WORK INSTRUCTIONS:
Without further comment, state how many lines in the listing below contain the word "whether".

Saved entries:

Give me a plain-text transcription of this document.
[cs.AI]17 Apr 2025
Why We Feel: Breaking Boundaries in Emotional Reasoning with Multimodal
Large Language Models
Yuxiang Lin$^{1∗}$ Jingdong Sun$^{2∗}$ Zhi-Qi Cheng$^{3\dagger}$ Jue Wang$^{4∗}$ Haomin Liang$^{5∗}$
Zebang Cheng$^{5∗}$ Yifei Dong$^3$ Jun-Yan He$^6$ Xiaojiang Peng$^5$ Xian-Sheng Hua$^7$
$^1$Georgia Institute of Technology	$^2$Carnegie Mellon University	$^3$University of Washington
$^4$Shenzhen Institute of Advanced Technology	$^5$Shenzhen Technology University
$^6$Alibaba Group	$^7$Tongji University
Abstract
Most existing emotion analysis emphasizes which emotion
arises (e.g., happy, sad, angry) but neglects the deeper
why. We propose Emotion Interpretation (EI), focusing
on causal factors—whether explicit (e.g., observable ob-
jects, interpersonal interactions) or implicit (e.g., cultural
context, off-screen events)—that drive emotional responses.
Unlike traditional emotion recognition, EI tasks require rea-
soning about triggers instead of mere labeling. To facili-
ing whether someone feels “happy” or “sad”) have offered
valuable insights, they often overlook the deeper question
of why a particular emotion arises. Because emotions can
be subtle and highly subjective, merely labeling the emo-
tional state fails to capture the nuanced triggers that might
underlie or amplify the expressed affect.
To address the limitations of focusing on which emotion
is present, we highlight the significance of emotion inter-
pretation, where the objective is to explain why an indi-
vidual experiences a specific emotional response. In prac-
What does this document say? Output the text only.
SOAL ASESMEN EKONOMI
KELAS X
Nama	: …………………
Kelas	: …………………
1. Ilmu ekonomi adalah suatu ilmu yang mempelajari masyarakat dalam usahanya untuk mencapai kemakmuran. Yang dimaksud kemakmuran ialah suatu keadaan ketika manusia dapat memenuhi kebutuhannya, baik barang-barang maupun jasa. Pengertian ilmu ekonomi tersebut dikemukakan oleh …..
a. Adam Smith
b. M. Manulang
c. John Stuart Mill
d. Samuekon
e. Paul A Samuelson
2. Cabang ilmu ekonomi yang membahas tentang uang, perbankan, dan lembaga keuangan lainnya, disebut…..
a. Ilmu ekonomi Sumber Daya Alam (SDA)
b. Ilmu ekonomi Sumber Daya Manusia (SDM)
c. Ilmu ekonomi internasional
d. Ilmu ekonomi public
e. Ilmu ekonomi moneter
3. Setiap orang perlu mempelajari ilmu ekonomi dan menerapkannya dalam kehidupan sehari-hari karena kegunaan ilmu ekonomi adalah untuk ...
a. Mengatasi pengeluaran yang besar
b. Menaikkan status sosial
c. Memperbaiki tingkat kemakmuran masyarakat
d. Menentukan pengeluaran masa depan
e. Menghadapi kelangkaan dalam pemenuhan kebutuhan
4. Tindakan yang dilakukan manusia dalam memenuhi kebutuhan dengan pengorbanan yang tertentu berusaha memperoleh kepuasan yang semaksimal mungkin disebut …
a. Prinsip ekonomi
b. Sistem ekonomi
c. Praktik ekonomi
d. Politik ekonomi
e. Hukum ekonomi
* * *
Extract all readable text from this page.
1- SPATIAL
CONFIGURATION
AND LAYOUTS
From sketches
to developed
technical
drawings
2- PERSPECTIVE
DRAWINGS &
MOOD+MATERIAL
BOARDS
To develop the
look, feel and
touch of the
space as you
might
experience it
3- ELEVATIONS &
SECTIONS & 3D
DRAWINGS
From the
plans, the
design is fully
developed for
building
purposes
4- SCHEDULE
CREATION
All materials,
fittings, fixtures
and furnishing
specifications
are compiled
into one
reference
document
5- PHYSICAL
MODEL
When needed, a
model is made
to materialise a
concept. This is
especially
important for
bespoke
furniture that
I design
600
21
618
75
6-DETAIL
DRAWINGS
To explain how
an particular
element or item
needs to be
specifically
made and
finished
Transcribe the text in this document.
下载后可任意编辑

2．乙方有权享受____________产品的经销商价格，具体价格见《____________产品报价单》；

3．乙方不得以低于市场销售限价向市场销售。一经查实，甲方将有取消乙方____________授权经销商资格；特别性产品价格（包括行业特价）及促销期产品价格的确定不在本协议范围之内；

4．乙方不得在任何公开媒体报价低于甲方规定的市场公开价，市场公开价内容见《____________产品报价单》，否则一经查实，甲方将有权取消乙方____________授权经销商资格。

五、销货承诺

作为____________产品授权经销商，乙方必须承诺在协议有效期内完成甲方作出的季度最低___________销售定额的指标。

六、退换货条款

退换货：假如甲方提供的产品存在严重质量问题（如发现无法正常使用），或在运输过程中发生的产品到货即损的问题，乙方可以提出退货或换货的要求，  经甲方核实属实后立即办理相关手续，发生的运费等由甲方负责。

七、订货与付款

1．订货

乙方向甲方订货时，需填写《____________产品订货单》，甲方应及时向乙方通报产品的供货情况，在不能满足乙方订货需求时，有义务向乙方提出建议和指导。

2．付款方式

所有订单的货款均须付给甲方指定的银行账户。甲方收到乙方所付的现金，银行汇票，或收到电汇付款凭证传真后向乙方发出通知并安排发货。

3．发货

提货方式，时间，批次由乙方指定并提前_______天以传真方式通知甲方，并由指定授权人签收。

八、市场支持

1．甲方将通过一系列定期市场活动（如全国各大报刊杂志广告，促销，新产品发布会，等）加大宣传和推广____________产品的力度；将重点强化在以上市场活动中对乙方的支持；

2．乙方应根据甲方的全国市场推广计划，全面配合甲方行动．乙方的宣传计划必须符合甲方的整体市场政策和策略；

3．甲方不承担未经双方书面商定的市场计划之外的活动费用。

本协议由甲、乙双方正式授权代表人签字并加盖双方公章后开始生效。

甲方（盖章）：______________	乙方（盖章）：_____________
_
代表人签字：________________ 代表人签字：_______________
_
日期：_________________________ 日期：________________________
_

OUTPUT FOR THIS TASK:
2